▶ EXERCISE DETAILS: Select the lines below containing the word "КодКлиента".
▶
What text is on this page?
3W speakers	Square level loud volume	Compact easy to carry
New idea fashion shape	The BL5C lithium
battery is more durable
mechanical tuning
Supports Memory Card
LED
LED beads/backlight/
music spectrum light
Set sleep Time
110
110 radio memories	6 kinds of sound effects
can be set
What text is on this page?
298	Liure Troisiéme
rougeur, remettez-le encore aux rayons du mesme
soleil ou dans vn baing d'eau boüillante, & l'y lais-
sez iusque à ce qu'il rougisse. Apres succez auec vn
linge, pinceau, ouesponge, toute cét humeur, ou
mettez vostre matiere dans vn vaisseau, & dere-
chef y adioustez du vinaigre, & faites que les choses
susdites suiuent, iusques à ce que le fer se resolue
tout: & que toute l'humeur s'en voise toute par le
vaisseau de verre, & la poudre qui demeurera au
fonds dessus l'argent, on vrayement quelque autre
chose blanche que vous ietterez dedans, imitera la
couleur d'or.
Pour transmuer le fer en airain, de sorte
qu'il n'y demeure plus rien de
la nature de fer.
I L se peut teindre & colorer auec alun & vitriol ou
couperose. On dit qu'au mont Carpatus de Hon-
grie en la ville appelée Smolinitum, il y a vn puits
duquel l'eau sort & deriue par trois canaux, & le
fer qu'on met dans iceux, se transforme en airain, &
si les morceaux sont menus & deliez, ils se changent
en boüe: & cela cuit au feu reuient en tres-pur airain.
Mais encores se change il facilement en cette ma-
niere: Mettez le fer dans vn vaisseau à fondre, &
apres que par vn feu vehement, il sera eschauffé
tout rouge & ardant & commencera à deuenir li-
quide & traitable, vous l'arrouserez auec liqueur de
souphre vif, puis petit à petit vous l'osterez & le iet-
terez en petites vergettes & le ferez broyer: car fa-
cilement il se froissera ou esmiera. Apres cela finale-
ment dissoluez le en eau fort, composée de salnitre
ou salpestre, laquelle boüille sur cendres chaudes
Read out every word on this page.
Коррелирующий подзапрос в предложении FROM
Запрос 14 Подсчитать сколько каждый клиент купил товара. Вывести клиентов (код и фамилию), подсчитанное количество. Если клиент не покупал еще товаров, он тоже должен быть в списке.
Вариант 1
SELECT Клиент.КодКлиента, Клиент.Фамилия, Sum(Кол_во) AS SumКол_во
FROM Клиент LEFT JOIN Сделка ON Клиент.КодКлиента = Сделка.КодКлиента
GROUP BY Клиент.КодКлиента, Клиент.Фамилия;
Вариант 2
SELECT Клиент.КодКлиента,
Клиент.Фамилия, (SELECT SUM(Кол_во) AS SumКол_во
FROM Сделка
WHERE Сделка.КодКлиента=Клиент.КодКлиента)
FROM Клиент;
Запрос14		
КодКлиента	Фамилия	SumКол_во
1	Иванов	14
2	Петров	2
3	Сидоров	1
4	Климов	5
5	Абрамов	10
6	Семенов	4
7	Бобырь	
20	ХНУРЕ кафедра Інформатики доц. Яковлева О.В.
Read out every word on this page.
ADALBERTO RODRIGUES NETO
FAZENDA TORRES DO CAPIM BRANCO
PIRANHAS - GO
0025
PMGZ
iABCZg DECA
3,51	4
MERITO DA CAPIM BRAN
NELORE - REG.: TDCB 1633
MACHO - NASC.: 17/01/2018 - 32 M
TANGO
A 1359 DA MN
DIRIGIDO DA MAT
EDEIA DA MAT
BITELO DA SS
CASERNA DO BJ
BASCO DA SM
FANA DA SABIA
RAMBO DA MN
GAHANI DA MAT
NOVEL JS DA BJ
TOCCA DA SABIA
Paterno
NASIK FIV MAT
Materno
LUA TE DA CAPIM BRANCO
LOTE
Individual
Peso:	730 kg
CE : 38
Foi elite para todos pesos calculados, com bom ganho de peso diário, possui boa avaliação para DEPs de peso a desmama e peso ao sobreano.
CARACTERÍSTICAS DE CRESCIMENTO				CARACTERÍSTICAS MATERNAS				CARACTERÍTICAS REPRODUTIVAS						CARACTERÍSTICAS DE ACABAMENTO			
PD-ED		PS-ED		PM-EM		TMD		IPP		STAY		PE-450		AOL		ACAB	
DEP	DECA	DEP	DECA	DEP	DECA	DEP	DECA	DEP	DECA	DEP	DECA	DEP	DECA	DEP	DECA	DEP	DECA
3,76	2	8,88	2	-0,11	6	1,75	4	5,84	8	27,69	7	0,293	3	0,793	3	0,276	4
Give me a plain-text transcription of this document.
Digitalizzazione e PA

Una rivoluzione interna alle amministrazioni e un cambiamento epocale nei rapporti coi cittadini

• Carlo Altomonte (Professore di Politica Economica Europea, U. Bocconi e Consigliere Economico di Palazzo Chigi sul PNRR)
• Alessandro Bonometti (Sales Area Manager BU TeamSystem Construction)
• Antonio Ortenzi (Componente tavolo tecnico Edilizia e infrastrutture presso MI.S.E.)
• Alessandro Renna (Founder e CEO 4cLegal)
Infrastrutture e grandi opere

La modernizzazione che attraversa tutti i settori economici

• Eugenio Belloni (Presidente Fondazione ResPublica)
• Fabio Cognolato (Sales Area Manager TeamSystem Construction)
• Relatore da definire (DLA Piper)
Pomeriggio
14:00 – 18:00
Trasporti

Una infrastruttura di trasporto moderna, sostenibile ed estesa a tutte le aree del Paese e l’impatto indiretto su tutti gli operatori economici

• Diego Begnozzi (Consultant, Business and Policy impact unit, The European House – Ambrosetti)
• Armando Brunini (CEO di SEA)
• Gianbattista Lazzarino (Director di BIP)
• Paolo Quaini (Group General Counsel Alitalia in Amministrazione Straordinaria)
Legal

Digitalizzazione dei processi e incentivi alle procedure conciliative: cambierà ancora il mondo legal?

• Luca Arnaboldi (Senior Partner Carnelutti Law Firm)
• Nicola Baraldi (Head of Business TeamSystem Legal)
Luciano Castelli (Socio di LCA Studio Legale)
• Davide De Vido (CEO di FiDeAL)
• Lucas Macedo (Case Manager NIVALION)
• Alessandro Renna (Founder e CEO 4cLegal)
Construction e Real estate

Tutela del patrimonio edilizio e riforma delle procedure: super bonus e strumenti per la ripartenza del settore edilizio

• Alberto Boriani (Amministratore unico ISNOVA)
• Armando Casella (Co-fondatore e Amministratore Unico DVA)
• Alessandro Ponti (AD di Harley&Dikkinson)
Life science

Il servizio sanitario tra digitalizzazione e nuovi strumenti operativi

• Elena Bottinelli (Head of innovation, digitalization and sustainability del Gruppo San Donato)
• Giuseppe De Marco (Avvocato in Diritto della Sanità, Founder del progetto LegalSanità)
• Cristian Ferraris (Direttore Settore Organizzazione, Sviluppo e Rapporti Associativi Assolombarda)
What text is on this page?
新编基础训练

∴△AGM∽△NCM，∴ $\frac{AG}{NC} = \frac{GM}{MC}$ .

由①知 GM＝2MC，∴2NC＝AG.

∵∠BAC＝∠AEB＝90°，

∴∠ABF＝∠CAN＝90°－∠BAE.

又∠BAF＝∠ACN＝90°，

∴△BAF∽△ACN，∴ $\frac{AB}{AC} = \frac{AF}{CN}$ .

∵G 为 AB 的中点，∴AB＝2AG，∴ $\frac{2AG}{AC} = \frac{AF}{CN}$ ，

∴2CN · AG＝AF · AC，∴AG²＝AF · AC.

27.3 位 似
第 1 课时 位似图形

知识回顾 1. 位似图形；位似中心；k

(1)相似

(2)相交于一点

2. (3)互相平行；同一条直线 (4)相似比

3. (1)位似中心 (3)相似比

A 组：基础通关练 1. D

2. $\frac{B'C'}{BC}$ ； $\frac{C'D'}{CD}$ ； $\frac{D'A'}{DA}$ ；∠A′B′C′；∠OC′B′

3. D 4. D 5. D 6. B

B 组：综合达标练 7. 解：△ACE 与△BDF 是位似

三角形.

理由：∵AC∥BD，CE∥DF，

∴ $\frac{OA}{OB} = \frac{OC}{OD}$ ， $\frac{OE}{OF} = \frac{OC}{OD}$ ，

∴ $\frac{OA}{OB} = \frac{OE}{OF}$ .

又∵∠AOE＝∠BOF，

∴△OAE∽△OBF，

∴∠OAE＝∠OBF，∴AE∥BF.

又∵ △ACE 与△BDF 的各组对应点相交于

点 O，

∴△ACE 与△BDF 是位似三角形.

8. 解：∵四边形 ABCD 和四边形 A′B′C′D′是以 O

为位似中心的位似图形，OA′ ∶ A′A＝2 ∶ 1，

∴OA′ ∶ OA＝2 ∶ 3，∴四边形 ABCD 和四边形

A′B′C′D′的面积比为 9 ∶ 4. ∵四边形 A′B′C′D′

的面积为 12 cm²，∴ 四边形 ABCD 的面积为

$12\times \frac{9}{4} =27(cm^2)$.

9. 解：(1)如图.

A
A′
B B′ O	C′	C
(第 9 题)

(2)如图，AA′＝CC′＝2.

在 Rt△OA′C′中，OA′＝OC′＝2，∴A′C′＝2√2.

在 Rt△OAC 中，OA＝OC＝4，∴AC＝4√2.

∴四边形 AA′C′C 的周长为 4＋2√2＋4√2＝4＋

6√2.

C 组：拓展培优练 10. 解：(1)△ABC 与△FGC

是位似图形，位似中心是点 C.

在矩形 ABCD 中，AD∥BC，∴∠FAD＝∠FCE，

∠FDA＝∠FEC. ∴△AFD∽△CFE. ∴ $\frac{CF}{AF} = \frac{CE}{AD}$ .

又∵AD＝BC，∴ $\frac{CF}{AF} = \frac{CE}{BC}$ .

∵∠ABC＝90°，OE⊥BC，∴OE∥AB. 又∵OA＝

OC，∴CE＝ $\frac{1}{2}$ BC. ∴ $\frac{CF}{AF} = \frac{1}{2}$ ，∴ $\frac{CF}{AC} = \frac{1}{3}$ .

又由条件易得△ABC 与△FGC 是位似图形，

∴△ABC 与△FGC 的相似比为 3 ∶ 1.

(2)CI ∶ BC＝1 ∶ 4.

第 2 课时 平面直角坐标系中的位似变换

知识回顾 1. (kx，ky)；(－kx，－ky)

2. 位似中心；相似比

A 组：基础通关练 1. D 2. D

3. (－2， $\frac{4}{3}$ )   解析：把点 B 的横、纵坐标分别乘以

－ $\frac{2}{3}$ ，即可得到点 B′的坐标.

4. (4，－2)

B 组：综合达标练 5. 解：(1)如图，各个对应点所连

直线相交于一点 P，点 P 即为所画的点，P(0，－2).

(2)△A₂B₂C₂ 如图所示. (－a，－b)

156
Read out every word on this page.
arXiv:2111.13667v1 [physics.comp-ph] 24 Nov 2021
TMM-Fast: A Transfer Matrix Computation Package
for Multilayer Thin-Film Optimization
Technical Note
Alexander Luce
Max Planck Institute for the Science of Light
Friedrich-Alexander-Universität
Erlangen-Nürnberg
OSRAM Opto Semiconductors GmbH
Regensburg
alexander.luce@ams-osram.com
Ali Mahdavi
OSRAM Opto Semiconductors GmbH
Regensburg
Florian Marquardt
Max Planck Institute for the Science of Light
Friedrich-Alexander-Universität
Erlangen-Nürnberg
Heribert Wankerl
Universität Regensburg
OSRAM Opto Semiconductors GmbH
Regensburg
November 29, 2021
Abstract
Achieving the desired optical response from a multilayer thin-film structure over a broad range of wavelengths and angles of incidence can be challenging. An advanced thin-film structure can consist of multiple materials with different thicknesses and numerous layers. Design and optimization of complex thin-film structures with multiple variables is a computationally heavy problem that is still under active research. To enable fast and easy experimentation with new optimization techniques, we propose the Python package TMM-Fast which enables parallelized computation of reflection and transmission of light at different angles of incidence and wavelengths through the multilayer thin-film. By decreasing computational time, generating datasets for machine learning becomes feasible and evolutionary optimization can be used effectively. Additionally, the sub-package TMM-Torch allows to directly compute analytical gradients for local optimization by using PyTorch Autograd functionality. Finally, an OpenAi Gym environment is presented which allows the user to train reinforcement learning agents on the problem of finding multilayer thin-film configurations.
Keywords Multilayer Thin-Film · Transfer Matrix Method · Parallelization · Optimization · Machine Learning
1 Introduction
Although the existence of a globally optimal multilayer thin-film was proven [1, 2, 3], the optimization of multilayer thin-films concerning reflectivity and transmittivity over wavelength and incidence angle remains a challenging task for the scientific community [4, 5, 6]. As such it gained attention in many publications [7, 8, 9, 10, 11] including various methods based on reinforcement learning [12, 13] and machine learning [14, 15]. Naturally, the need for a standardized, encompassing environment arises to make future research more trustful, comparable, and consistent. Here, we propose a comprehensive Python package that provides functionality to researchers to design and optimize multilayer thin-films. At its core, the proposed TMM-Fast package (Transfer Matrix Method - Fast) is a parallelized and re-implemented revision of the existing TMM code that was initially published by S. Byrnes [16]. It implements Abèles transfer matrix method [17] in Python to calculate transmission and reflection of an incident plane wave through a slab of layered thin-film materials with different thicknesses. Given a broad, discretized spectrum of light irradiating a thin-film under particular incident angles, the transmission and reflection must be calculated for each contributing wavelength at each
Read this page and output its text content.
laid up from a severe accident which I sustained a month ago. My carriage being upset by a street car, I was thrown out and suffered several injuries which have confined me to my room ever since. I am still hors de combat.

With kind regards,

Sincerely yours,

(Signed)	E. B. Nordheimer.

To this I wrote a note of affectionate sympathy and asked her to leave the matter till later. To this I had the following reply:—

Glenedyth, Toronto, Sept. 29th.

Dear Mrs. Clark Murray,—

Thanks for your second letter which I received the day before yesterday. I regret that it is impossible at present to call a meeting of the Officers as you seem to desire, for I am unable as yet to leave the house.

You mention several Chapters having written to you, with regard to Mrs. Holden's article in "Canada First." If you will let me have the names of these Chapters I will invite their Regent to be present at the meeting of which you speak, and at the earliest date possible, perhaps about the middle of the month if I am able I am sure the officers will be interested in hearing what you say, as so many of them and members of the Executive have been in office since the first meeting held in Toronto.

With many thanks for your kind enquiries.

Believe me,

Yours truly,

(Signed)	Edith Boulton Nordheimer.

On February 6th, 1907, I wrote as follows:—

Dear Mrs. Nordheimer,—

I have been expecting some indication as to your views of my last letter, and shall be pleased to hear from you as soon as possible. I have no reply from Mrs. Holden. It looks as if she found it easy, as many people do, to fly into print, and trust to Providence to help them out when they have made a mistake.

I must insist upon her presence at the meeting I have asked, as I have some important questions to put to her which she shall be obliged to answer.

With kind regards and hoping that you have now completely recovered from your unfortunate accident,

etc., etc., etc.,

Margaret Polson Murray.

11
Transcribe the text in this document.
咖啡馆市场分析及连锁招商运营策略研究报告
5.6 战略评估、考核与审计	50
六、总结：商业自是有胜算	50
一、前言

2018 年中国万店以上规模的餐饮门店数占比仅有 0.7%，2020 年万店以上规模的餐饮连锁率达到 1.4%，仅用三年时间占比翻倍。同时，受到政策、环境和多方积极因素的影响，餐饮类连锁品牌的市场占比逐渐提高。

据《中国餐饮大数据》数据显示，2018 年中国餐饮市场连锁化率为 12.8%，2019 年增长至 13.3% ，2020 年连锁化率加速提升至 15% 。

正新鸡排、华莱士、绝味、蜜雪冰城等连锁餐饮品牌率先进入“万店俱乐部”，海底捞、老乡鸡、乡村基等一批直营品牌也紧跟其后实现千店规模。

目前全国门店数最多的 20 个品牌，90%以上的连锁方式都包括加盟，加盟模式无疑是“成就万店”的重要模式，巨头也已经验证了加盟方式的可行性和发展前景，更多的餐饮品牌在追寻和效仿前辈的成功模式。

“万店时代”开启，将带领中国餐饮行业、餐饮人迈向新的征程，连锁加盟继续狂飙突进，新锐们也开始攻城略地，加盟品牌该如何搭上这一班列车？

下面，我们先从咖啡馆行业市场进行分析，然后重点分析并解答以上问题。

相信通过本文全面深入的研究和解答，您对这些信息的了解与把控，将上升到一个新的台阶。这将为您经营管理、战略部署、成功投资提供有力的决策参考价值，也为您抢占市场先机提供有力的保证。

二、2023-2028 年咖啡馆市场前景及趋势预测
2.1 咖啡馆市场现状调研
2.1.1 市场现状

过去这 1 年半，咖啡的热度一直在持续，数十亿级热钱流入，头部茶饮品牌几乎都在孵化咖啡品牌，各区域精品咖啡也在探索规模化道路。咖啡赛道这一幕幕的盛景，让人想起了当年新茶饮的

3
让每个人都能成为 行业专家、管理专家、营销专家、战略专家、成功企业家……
◀
▶ EXERCISE RESPONSE:
SELECT Клиент.КодКлиента, Клиент.Фамилия, Sum(Кол_во) AS SumКол_во
FROM Клиент LEFT JOIN Сделка ON Клиент.КодКлиента = Сделка.КодКлиента
GROUP BY Клиент.КодКлиента, Клиент.Фамилия;
SELECT Клиент.КодКлиента,
WHERE Сделка.КодКлиента=Клиент.КодКлиента)
КодКлиента	Фамилия	SumКол_во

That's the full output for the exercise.